**WORK ITEM:**
Return each line of the data that follows exactly as it reads.

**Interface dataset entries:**
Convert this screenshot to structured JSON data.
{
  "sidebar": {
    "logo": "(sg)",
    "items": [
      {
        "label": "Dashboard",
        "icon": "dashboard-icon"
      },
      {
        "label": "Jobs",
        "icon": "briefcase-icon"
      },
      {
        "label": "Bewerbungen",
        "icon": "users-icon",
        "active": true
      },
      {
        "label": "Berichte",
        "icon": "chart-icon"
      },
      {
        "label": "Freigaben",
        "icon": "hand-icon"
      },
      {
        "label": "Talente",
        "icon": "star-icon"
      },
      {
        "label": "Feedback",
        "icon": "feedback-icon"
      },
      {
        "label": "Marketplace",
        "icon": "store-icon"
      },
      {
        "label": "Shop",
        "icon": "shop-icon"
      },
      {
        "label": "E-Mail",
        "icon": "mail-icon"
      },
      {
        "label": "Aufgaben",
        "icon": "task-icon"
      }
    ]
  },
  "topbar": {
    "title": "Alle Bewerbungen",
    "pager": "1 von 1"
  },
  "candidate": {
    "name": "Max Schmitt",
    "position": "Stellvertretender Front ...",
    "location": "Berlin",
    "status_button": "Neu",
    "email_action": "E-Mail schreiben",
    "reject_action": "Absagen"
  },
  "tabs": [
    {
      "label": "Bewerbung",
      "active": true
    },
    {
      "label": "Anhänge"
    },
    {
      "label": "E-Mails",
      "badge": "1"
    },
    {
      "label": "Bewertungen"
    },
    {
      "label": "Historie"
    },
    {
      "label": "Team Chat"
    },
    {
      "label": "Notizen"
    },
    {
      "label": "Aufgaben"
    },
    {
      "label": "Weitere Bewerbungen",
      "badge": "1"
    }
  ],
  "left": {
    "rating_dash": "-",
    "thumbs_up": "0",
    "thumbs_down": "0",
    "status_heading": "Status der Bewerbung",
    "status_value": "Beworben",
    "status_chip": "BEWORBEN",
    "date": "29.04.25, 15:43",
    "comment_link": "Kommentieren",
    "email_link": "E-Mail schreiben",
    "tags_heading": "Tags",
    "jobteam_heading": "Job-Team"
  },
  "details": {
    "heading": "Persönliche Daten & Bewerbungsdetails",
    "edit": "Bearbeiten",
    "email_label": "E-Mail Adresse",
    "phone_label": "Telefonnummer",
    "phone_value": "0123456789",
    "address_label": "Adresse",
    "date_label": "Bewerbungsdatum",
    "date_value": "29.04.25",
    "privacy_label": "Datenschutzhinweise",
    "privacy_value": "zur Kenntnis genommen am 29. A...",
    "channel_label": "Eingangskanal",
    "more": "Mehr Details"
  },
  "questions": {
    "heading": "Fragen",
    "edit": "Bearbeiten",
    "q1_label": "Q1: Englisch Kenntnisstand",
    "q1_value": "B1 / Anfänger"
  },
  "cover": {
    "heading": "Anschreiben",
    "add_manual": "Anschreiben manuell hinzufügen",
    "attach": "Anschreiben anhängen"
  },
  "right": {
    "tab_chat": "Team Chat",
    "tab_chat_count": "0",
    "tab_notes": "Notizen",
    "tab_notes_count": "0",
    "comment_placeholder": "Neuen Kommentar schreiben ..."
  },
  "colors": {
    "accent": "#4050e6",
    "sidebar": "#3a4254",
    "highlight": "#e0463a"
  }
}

**ANSWER SPACE:**
Convert this screenshot to structured JSON data.
{
  "sidebar": {
    "logo": "(sg)",
    "items": [
      {
        "label": "Dashboard",
        "icon": "dashboard-icon"
      },
      {
        "label": "Jobs",
        "icon": "briefcase-icon"
      },
      {
        "label": "Bewerbungen",
        "icon": "users-icon",
        "active": true
      },
      {
        "label": "Berichte",
        "icon": "chart-icon"
      },
      {
        "label": "Freigaben",
        "icon": "hand-icon"
      },
      {
        "label": "Talente",
        "icon": "star-icon"
      },
      {
        "label": "Feedback",
        "icon": "feedback-icon"
      },
      {
        "label": "Marketplace",
        "icon": "store-icon"
      },
      {
        "label": "Shop",
        "icon": "shop-icon"
      },
      {
        "label": "E-Mail",
        "icon": "mail-icon"
      },
      {
        "label": "Aufgaben",
        "icon": "task-icon"
      }
    ]
  },
  "topbar": {
    "title": "Alle Bewerbungen",
    "pager": "1 von 1"
  },
  "candidate": {
    "name": "Max Schmitt",
    "position": "Stellvertretender Front ...",
    "location": "Berlin",
    "status_button": "Neu",
    "email_action": "E-Mail schreiben",
    "reject_action": "Absagen"
  },
  "tabs": [
    {
      "label": "Bewerbung",
      "active": true
    },
    {
      "label": "Anhänge"
    },
    {
      "label": "E-Mails",
      "badge": "1"
    },
    {
      "label": "Bewertungen"
    },
    {
      "label": "Historie"
    },
    {
      "label": "Team Chat"
    },
    {
      "label": "Notizen"
    },
    {
      "label": "Aufgaben"
    },
    {
      "label": "Weitere Bewerbungen",
      "badge": "1"
    }
  ],
  "left": {
    "rating_dash": "-",
    "thumbs_up": "0",
    "thumbs_down": "0",
    "status_heading": "Status der Bewerbung",
    "status_value": "Beworben",
    "status_chip": "BEWORBEN",
    "date": "29.04.25, 15:43",
    "comment_link": "Kommentieren",
    "email_link": "E-Mail schreiben",
    "tags_heading": "Tags",
    "jobteam_heading": "Job-Team"
  },
  "details": {
    "heading": "Persönliche Daten & Bewerbungsdetails",
    "edit": "Bearbeiten",
    "email_label": "E-Mail Adresse",
    "phone_label": "Telefonnummer",
    "phone_value": "0123456789",
    "address_label": "Adresse",
    "date_label": "Bewerbungsdatum",
    "date_value": "29.04.25",
    "privacy_label": "Datenschutzhinweise",
    "privacy_value": "zur Kenntnis genommen am 29. A...",
    "channel_label": "Eingangskanal",
    "more": "Mehr Details"
  },
  "questions": {
    "heading": "Fragen",
    "edit": "Bearbeiten",
    "q1_label": "Q1: Englisch Kenntnisstand",
    "q1_value": "B1 / Anfänger"
  },
  "cover": {
    "heading": "Anschreiben",
    "add_manual": "Anschreiben manuell hinzufügen",
    "attach": "Anschreiben anhängen"
  },
  "right": {
    "tab_chat": "Team Chat",
    "tab_chat_count": "0",
    "tab_notes": "Notizen",
    "tab_notes_count": "0",
    "comment_placeholder": "Neuen Kommentar schreiben ..."
  },
  "colors": {
    "accent": "#4050e6",
    "sidebar": "#3a4254",
    "highlight": "#e0463a"
  }
}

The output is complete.